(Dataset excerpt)
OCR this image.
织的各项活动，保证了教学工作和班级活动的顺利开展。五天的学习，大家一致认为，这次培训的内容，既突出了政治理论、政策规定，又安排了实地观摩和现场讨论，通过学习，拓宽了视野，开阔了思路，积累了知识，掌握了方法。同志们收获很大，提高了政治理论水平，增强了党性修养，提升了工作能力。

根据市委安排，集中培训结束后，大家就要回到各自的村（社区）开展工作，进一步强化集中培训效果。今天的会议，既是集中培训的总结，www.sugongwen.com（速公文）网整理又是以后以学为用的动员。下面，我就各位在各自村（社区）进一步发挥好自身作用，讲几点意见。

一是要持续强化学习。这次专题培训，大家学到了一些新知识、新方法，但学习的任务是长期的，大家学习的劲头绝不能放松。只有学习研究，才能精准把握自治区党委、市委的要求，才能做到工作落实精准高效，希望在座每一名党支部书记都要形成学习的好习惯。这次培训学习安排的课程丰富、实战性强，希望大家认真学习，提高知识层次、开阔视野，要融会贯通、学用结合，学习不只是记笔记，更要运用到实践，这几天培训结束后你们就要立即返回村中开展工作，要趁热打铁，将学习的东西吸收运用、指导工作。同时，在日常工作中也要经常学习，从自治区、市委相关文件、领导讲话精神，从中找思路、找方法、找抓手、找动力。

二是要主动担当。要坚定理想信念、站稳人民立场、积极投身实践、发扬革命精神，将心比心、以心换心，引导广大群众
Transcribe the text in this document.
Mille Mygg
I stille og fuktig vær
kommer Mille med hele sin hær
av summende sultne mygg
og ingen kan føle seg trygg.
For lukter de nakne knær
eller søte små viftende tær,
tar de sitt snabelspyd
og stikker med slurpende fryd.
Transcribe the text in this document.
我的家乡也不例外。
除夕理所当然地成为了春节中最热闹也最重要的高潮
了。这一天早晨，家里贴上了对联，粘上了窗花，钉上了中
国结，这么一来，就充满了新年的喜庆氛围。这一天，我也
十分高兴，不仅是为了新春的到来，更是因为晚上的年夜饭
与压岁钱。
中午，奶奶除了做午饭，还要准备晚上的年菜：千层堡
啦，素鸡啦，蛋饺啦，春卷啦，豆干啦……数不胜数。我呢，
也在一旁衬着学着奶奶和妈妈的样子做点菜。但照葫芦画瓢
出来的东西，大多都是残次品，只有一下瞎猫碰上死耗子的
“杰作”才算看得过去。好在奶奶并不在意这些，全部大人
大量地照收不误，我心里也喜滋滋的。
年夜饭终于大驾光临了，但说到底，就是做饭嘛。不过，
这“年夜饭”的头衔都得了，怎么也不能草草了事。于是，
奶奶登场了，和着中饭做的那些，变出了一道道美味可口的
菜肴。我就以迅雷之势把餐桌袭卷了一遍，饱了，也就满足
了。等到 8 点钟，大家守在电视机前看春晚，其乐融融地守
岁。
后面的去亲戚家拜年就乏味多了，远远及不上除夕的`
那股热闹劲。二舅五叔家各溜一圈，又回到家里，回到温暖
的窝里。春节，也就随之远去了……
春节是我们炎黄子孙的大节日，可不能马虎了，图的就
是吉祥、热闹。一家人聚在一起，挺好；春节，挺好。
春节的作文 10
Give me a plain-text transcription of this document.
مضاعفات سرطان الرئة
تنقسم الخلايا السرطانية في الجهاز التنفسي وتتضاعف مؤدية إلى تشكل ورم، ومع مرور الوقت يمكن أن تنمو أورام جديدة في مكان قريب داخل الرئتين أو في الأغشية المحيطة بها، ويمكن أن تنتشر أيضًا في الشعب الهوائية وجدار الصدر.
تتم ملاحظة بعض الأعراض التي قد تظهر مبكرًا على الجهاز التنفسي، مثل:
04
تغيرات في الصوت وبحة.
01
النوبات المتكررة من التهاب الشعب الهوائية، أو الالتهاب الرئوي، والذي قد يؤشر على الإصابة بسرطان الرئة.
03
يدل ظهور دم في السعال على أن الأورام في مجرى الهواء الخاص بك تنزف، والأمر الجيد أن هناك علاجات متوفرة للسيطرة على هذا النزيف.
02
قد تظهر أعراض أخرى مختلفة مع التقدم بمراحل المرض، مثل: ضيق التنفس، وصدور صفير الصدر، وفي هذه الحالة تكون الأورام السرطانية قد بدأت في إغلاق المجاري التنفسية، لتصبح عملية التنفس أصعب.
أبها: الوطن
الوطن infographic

◆ The exercise
Repeat exactly the lines from the line containing "Give me a plain-text" through the end of the listing above; both boundary lines are part of the output.

◆ Written response
Give me a plain-text transcription of this document.
مضاعفات سرطان الرئة
تنقسم الخلايا السرطانية في الجهاز التنفسي وتتضاعف مؤدية إلى تشكل ورم، ومع مرور الوقت يمكن أن تنمو أورام جديدة في مكان قريب داخل الرئتين أو في الأغشية المحيطة بها، ويمكن أن تنتشر أيضًا في الشعب الهوائية وجدار الصدر.
تتم ملاحظة بعض الأعراض التي قد تظهر مبكرًا على الجهاز التنفسي، مثل:
04
تغيرات في الصوت وبحة.
01
النوبات المتكررة من التهاب الشعب الهوائية، أو الالتهاب الرئوي، والذي قد يؤشر على الإصابة بسرطان الرئة.
03
يدل ظهور دم في السعال على أن الأورام في مجرى الهواء الخاص بك تنزف، والأمر الجيد أن هناك علاجات متوفرة للسيطرة على هذا النزيف.
02
قد تظهر أعراض أخرى مختلفة مع التقدم بمراحل المرض، مثل: ضيق التنفس، وصدور صفير الصدر، وفي هذه الحالة تكون الأورام السرطانية قد بدأت في إغلاق المجاري التنفسية، لتصبح عملية التنفس أصعب.
أبها: الوطن
الوطن infographic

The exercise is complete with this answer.